WRITTEN INSTRUCTION: Pull out every line with the word "Ordered".

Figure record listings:
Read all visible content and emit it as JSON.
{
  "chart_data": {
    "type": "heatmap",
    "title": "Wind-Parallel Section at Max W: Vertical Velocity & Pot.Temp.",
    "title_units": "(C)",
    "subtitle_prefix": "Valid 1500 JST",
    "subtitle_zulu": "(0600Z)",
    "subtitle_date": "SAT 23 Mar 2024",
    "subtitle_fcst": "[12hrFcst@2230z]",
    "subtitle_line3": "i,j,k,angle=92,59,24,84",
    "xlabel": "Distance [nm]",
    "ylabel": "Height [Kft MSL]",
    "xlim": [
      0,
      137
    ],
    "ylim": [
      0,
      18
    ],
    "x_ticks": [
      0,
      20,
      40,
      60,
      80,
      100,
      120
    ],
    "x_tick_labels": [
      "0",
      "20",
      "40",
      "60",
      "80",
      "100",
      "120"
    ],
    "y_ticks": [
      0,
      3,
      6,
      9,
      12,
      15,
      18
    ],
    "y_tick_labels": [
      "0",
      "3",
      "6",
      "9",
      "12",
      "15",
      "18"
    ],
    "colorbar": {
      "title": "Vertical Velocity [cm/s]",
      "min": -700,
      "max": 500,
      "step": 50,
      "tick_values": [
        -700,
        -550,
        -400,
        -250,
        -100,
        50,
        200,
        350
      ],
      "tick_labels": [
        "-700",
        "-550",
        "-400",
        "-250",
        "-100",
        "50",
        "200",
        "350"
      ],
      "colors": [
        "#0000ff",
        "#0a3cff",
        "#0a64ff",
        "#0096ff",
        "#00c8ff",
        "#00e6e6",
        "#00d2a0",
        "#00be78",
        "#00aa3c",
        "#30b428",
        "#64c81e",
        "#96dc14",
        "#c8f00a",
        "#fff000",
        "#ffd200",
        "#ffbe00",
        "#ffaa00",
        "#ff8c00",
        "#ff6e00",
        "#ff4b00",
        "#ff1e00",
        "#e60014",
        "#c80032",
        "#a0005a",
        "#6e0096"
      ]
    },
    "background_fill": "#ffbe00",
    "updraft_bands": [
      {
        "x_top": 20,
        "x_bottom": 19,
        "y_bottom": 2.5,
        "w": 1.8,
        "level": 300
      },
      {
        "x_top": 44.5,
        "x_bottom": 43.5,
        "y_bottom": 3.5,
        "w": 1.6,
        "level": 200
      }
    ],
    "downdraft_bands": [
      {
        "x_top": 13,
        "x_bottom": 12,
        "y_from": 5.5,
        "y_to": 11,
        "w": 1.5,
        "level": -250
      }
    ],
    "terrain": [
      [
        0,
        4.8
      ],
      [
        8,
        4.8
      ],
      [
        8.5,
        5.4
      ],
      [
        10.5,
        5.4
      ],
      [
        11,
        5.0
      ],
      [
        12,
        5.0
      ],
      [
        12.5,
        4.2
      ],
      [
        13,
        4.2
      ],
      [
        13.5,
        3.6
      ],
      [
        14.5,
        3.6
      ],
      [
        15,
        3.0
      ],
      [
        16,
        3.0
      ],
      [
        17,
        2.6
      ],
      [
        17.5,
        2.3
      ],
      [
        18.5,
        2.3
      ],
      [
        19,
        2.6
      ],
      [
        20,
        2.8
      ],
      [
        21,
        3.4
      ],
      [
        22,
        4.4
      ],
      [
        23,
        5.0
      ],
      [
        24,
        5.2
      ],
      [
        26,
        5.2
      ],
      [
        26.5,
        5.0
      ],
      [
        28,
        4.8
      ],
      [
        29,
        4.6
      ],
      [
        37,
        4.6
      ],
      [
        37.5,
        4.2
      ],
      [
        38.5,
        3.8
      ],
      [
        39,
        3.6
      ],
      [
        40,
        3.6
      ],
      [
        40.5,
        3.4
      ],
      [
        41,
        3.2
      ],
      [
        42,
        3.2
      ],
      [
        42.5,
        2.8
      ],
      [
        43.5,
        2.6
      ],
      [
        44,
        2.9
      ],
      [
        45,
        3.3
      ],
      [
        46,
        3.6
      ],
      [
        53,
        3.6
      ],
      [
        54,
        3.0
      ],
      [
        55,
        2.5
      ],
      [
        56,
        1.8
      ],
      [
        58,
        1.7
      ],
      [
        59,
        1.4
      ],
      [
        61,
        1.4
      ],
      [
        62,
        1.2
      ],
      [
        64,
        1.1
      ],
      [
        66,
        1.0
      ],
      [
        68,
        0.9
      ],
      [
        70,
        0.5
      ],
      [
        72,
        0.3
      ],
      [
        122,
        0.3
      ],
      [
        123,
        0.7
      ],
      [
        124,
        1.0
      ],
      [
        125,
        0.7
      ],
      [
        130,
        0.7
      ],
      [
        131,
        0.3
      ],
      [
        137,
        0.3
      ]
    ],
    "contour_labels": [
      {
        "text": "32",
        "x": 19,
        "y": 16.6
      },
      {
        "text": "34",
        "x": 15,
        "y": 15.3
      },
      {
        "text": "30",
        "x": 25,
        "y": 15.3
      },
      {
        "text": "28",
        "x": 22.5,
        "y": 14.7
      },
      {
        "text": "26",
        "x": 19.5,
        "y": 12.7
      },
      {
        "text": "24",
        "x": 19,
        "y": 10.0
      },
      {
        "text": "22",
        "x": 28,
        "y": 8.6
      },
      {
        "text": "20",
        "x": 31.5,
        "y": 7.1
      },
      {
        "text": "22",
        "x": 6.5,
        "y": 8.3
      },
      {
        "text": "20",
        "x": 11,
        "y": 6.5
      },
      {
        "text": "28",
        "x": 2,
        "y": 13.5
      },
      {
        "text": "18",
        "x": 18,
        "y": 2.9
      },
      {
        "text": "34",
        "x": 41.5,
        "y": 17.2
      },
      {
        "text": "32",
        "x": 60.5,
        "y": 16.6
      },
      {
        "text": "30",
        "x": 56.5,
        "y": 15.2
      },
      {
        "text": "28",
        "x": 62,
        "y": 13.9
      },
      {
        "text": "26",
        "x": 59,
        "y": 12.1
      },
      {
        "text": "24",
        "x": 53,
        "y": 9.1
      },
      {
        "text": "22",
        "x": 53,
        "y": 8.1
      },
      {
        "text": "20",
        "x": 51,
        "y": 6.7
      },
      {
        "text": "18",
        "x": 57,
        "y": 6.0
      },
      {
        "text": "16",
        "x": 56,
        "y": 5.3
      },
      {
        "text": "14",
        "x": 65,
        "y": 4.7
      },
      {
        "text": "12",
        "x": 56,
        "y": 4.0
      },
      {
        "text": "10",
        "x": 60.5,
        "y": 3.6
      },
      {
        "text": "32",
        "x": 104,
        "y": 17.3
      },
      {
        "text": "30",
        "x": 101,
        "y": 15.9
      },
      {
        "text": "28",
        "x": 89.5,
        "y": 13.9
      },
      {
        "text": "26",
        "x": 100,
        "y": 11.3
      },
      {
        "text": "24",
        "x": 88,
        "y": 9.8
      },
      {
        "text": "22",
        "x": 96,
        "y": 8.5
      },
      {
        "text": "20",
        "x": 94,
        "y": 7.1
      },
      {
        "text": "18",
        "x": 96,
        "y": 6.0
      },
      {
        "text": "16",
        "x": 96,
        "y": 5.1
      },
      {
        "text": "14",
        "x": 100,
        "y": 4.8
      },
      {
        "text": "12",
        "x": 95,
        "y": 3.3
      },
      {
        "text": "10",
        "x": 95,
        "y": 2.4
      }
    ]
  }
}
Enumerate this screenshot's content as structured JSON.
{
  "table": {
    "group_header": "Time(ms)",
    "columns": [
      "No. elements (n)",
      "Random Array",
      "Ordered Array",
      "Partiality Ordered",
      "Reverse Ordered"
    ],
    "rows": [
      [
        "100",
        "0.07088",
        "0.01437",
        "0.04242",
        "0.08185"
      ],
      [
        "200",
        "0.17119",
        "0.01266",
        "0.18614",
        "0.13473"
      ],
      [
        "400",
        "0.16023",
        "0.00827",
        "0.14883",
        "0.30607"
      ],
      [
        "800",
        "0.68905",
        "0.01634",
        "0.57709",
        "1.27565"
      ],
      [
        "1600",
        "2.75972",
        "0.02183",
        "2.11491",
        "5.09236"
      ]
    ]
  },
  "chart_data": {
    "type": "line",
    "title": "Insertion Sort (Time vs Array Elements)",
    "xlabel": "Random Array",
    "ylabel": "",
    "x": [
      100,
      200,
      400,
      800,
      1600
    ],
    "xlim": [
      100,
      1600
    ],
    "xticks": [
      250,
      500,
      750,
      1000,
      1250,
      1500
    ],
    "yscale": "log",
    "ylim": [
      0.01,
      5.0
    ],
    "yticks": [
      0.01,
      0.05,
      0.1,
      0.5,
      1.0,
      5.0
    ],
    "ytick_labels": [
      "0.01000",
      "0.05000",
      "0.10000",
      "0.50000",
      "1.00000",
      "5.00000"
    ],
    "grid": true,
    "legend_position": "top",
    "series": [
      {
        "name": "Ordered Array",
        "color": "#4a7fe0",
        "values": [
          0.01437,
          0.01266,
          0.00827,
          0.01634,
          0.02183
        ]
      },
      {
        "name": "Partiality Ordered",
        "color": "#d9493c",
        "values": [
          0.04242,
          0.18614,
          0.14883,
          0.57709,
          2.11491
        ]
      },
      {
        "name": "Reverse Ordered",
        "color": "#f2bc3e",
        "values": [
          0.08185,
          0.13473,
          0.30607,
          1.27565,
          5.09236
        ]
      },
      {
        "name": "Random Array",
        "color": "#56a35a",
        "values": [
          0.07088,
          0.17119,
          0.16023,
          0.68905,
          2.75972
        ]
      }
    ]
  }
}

OUTPUT FOR THIS EXERCISE:
      "Ordered Array",
      "Partiality Ordered",
      "Reverse Ordered"
        "name": "Ordered Array",
        "name": "Partiality Ordered",
        "name": "Reverse Ordered",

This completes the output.